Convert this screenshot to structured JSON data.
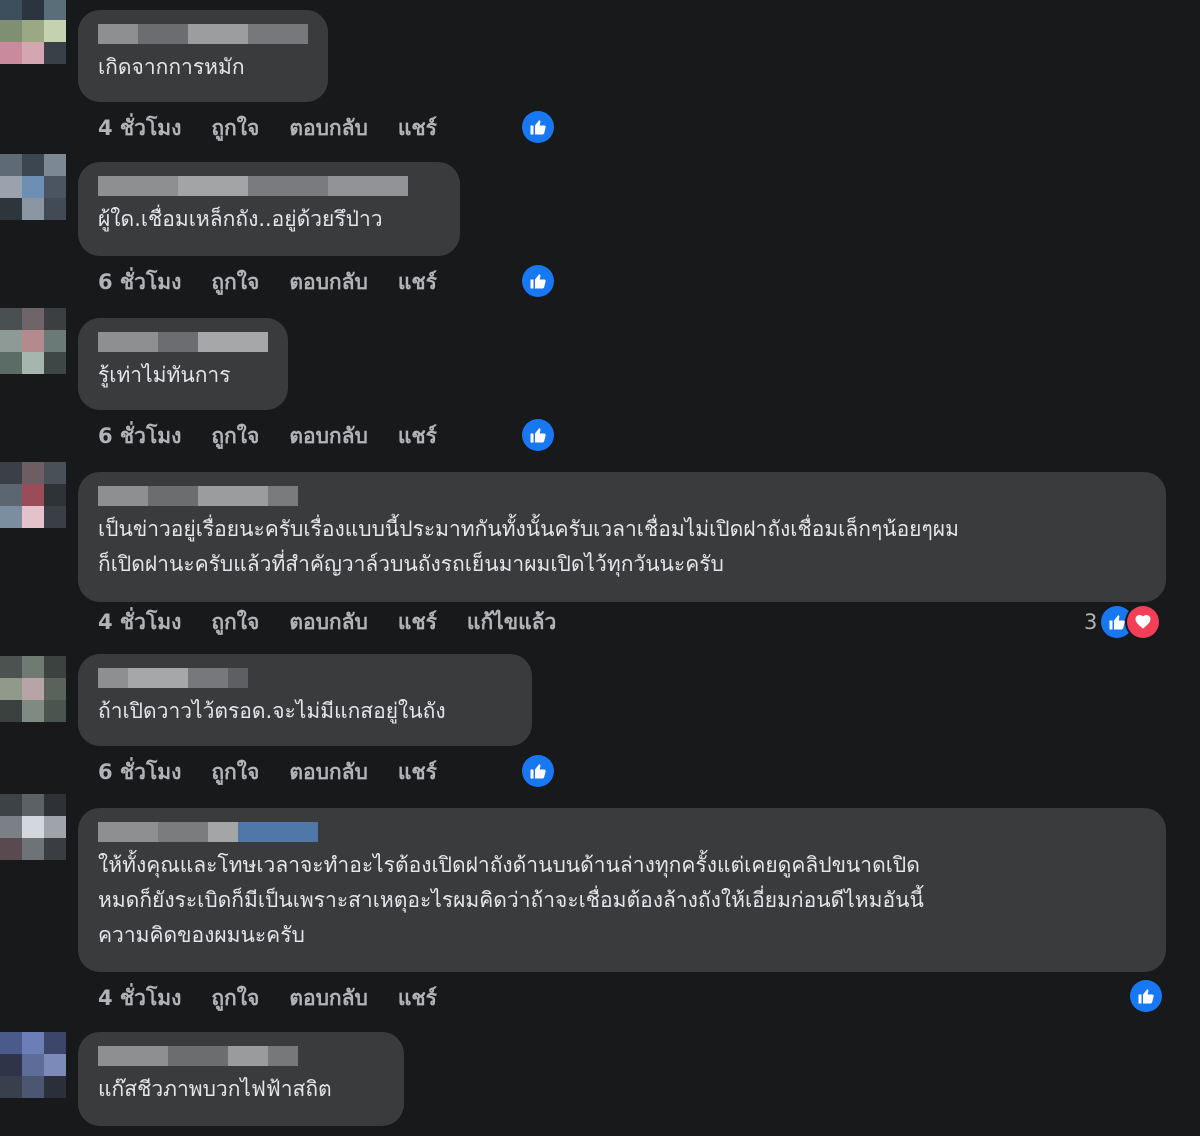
{
  "comments": [
    {
      "text": "เกิดจากการหมัก",
      "time": "4 ชั่วโมง",
      "like": "ถูกใจ",
      "reply": "ตอบกลับ",
      "share": "แชร์",
      "edited": "",
      "reaction_count": ""
    },
    {
      "text": "ผู้ใด.เชื่อมเหล็กถัง..อยู่ด้วยรึป่าว",
      "time": "6 ชั่วโมง",
      "like": "ถูกใจ",
      "reply": "ตอบกลับ",
      "share": "แชร์",
      "edited": "",
      "reaction_count": ""
    },
    {
      "text": "รู้เท่าไม่ทันการ",
      "time": "6 ชั่วโมง",
      "like": "ถูกใจ",
      "reply": "ตอบกลับ",
      "share": "แชร์",
      "edited": "",
      "reaction_count": ""
    },
    {
      "text": "เป็นข่าวอยู่เรื่อยนะครับเรื่องแบบนี้ประมาทกันทั้งนั้นครับเวลาเชื่อมไม่เปิดฝาถังเชื่อมเล็กๆน้อยๆผม\nก็เปิดฝานะครับแล้วที่สำคัญวาล์วบนถังรถเย็นมาผมเปิดไว้ทุกวันนะครับ",
      "time": "4 ชั่วโมง",
      "like": "ถูกใจ",
      "reply": "ตอบกลับ",
      "share": "แชร์",
      "edited": "แก้ไขแล้ว",
      "reaction_count": "3"
    },
    {
      "text": "ถ้าเปิดวาวไว้ตรอด.จะไม่มีแกสอยู่ในถัง",
      "time": "6 ชั่วโมง",
      "like": "ถูกใจ",
      "reply": "ตอบกลับ",
      "share": "แชร์",
      "edited": "",
      "reaction_count": ""
    },
    {
      "text": "ให้ทั้งคุณและโทษเวลาจะทำอะไรต้องเปิดฝาถังด้านบนด้านล่างทุกครั้งแต่เคยดูคลิปขนาดเปิด\nหมดก็ยังระเบิดก็มีเป็นเพราะสาเหตุอะไรผมคิดว่าถ้าจะเชื่อมต้องล้างถังให้เอี่ยมก่อนดีไหมอันนี้\nความคิดของผมนะครับ",
      "time": "4 ชั่วโมง",
      "like": "ถูกใจ",
      "reply": "ตอบกลับ",
      "share": "แชร์",
      "edited": "",
      "reaction_count": ""
    },
    {
      "text": "แก๊สชีวภาพบวกไฟฟ้าสถิต"
    }
  ],
  "colors": {
    "background": "#18191a",
    "bubble": "#3a3b3c",
    "like": "#1877f2",
    "love": "#f33e58",
    "secondary_text": "#b0b3b8"
  },
  "icons": [
    "thumbs-up-icon",
    "heart-icon"
  ]
}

Stated task. Find all the lines containing "ดฝาถ" in the material, then copy them.

Full output.
      "text": "เป็นข่าวอยู่เรื่อยนะครับเรื่องแบบนี้ประมาทกันทั้งนั้นครับเวลาเชื่อมไม่เปิดฝาถังเชื่อมเล็กๆน้อยๆผม\nก็เปิดฝานะครับแล้วที่สำคัญวาล์วบนถังรถเย็นมาผมเปิดไว้ทุกวันนะครับ",
      "text": "ให้ทั้งคุณและโทษเวลาจะทำอะไรต้องเปิดฝาถังด้านบนด้านล่างทุกครั้งแต่เคยดูคลิปขนาดเปิด\nหมดก็ยังระเบิดก็มีเป็นเพราะสาเหตุอะไรผมคิดว่าถ้าจะเชื่อมต้องล้างถังให้เอี่ยมก่อนดีไหมอันนี้\nความคิดของผมนะครับ",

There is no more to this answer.